▶ **What is asked**:
Scan the entries below and extract each line with the word "eine" in it.

▶ **Data for this exercise**:

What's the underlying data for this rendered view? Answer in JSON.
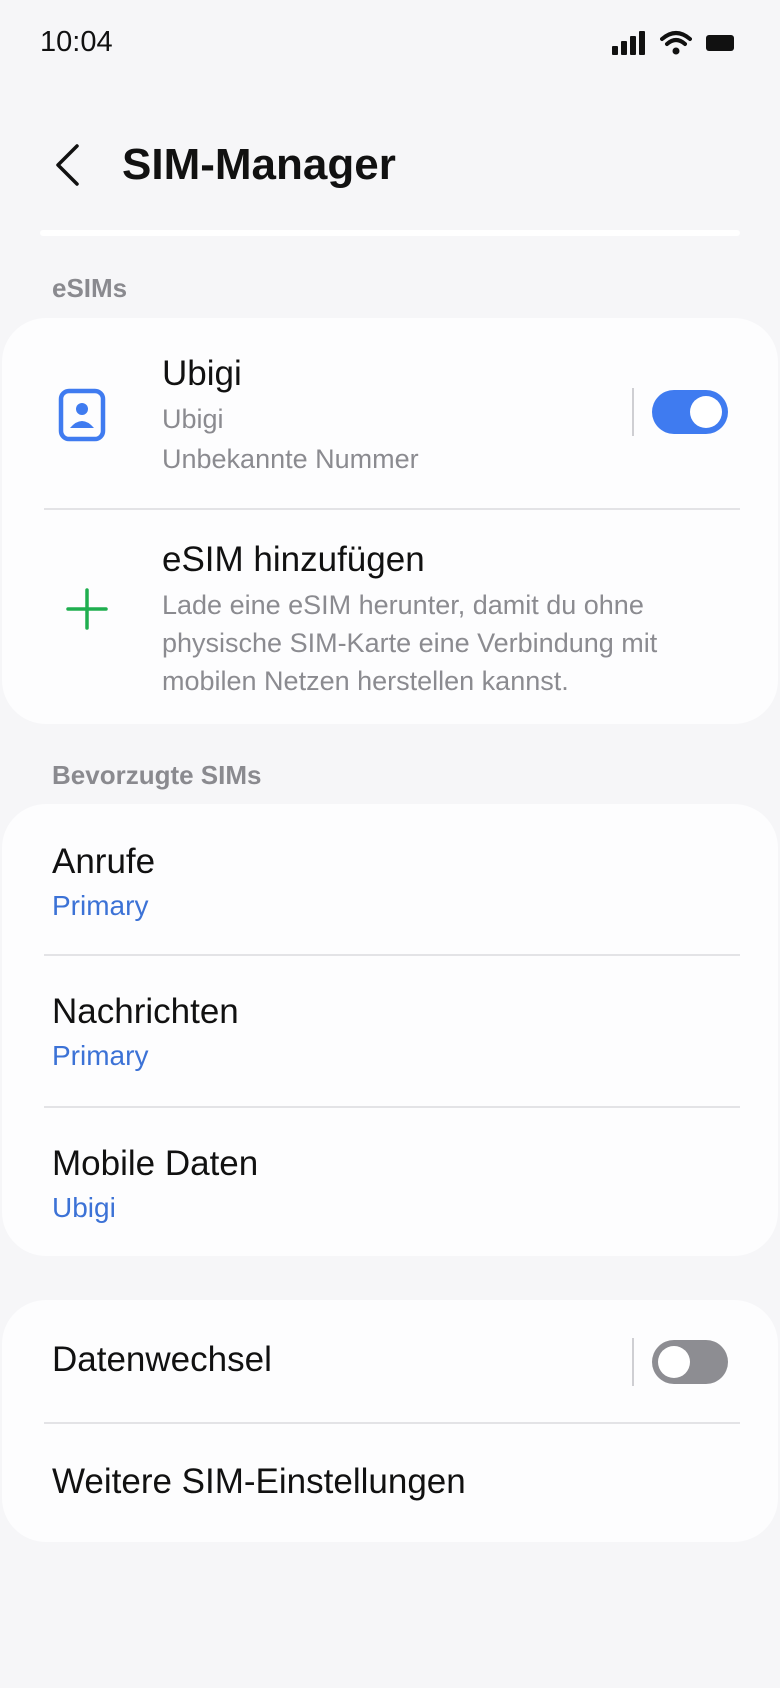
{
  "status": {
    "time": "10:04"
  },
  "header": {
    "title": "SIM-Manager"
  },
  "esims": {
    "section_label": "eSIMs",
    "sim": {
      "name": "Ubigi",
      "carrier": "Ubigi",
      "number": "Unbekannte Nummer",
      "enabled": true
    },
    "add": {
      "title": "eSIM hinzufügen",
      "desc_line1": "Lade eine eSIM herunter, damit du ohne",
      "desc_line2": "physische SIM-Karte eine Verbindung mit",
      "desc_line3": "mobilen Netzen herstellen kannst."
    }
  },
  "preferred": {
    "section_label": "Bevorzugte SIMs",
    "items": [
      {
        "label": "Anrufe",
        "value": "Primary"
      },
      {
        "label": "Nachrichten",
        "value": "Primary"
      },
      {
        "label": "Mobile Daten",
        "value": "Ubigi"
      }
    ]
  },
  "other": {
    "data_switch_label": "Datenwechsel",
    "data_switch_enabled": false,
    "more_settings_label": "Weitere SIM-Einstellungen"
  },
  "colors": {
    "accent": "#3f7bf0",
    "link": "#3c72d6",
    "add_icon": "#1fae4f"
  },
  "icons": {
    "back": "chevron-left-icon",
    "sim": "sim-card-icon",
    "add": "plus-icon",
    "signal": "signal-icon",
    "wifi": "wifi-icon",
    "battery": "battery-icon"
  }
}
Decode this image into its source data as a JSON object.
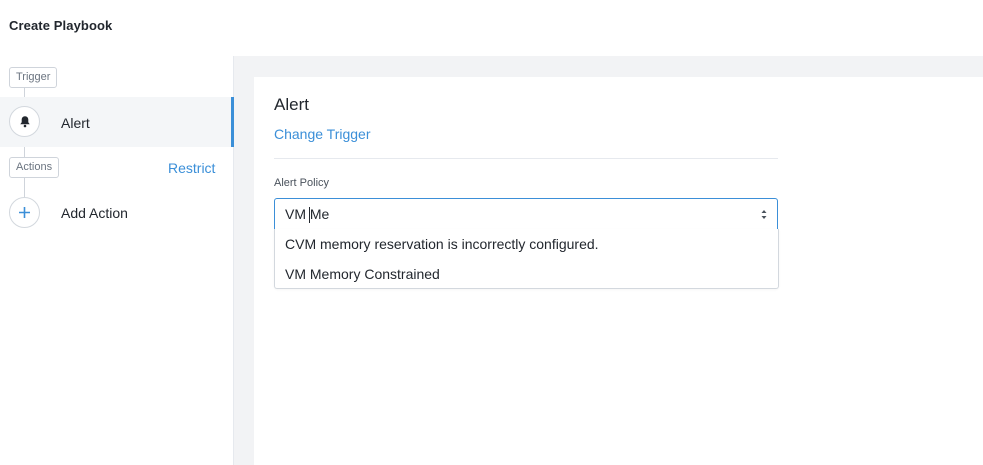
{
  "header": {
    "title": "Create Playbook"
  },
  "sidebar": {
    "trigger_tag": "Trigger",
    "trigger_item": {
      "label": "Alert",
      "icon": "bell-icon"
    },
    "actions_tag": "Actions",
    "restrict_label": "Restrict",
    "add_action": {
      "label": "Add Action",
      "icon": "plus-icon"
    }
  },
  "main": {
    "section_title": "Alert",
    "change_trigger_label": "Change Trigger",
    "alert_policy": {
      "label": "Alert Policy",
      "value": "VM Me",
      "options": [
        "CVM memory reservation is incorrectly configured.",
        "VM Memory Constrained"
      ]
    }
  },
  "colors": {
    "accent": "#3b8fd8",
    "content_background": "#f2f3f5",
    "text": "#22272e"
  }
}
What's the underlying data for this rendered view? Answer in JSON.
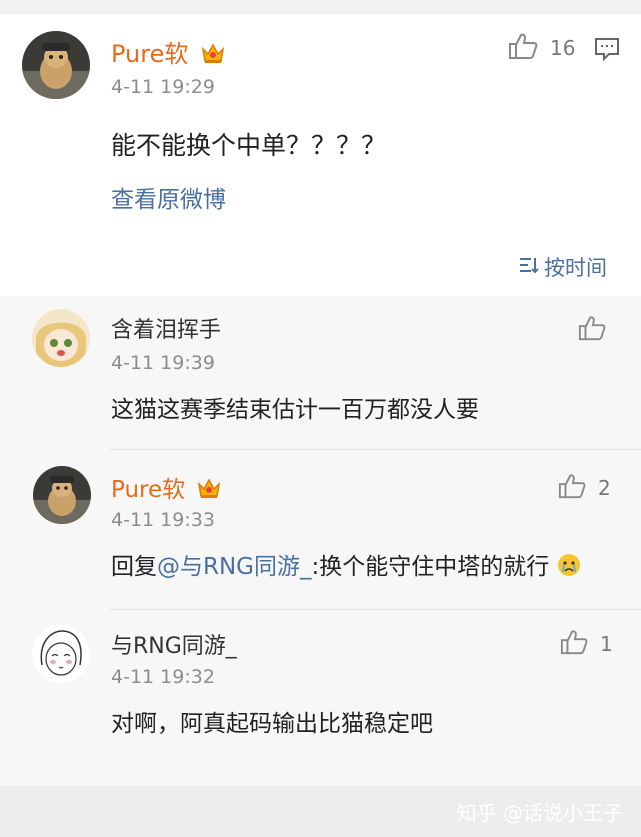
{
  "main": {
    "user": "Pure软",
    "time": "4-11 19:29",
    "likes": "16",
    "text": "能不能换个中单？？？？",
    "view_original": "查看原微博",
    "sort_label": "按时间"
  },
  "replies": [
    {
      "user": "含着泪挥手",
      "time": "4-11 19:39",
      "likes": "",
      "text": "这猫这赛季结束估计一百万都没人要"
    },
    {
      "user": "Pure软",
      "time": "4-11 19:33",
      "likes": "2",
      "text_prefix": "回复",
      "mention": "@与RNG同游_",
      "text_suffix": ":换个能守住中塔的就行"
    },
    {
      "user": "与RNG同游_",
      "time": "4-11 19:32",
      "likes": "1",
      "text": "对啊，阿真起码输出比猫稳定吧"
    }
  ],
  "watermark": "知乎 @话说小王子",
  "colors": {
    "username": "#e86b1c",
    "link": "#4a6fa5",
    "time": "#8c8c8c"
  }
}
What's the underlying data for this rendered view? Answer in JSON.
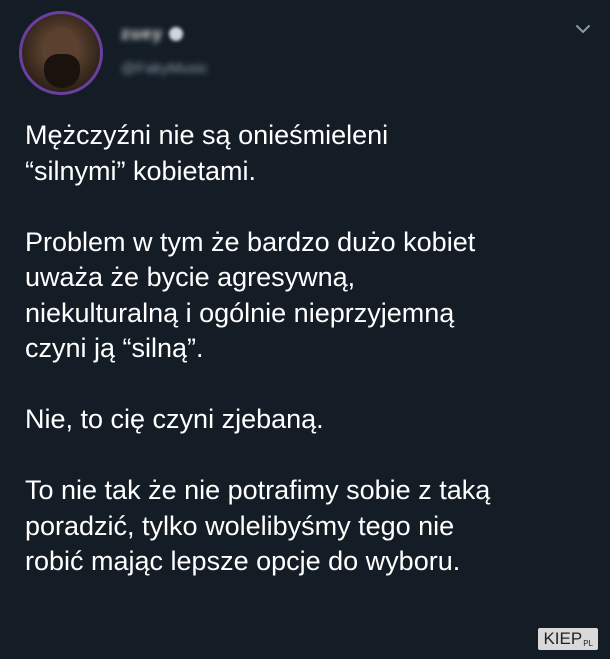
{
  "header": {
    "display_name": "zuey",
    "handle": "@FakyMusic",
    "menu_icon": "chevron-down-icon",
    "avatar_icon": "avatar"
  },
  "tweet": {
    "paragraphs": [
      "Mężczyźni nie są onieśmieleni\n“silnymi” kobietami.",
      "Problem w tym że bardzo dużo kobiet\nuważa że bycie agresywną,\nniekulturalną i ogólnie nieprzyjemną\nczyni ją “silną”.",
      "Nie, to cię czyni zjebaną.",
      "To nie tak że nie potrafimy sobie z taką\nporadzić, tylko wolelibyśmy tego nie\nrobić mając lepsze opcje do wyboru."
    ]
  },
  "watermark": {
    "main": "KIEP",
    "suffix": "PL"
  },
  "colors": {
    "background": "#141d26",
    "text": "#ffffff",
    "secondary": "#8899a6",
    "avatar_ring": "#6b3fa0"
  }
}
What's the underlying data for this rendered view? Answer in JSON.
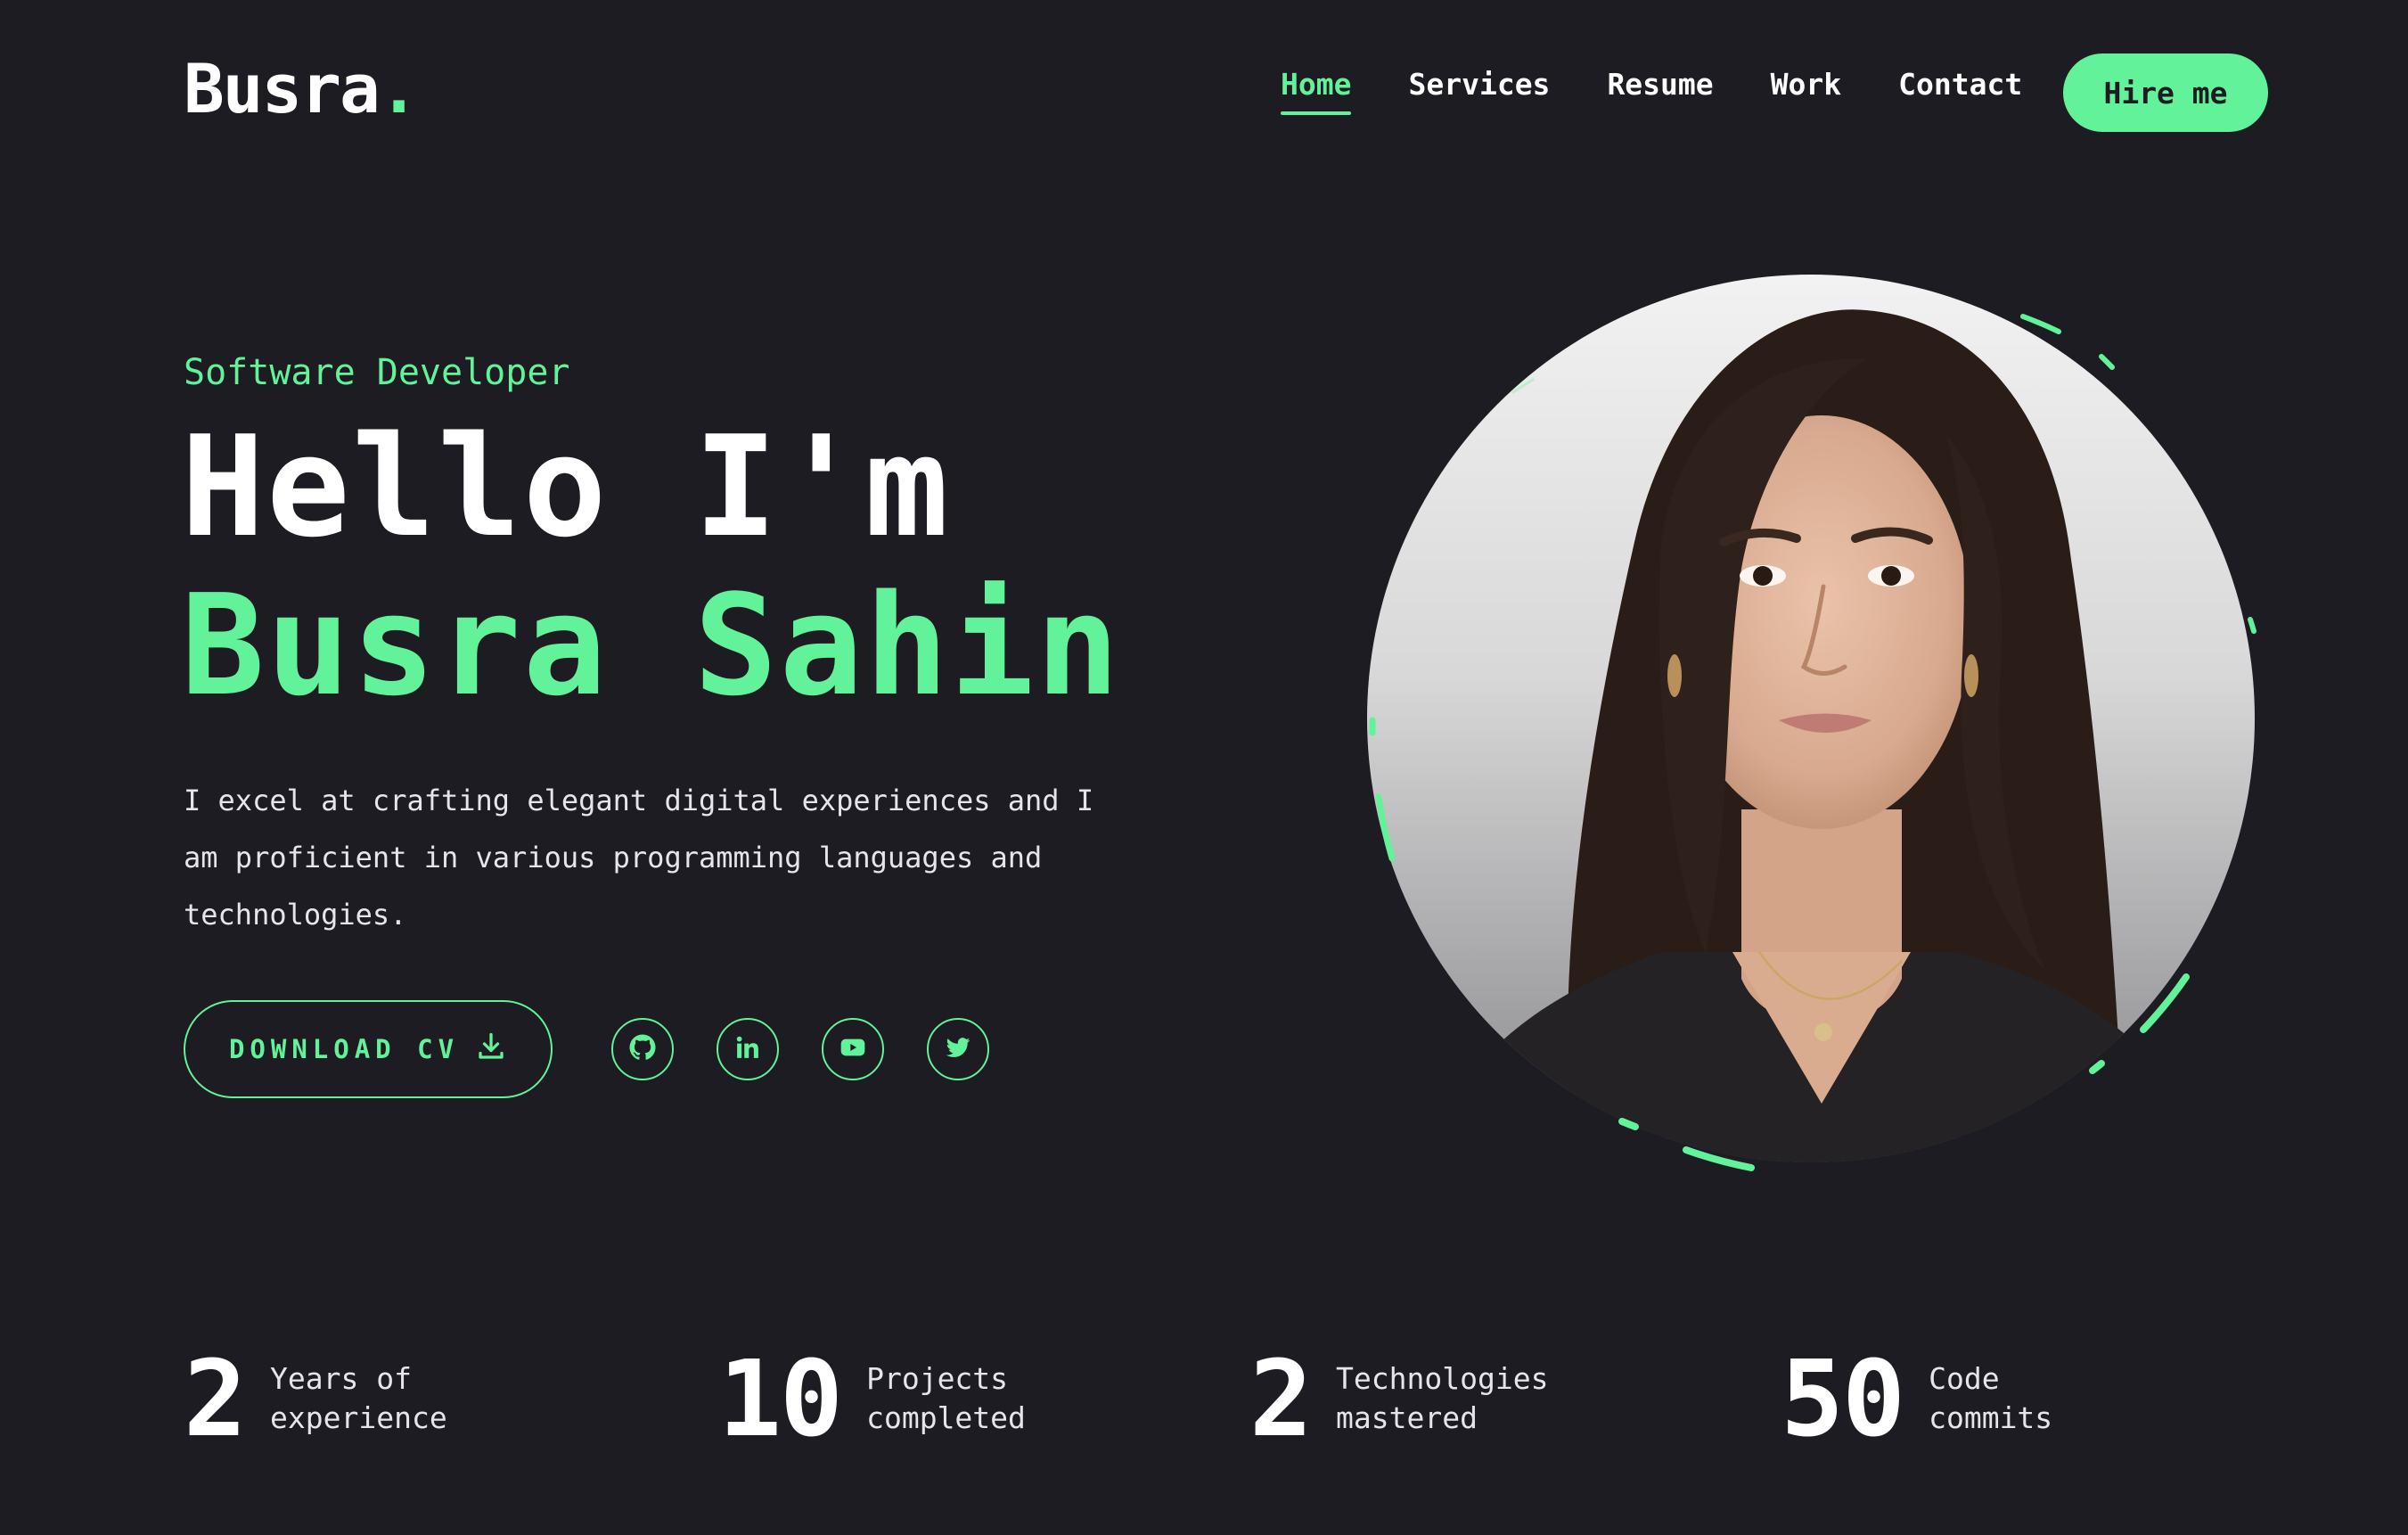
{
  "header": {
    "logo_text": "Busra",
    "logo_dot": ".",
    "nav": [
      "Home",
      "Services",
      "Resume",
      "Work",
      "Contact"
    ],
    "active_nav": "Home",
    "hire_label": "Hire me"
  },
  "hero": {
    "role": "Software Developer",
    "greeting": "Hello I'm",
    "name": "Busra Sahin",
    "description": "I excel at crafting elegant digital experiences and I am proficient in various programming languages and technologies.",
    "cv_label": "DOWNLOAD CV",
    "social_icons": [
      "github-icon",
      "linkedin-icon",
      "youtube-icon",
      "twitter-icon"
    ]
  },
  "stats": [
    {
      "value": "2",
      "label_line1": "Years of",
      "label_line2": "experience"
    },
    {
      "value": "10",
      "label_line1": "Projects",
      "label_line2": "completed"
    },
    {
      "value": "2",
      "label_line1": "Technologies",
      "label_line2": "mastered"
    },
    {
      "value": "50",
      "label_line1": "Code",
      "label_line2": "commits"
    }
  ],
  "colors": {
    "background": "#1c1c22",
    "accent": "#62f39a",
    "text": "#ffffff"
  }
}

▶ **Expected answer**:
      "desc_line1": "Lade eine eSIM herunter, damit du ohne",
      "desc_line2": "physische SIM-Karte eine Verbindung mit",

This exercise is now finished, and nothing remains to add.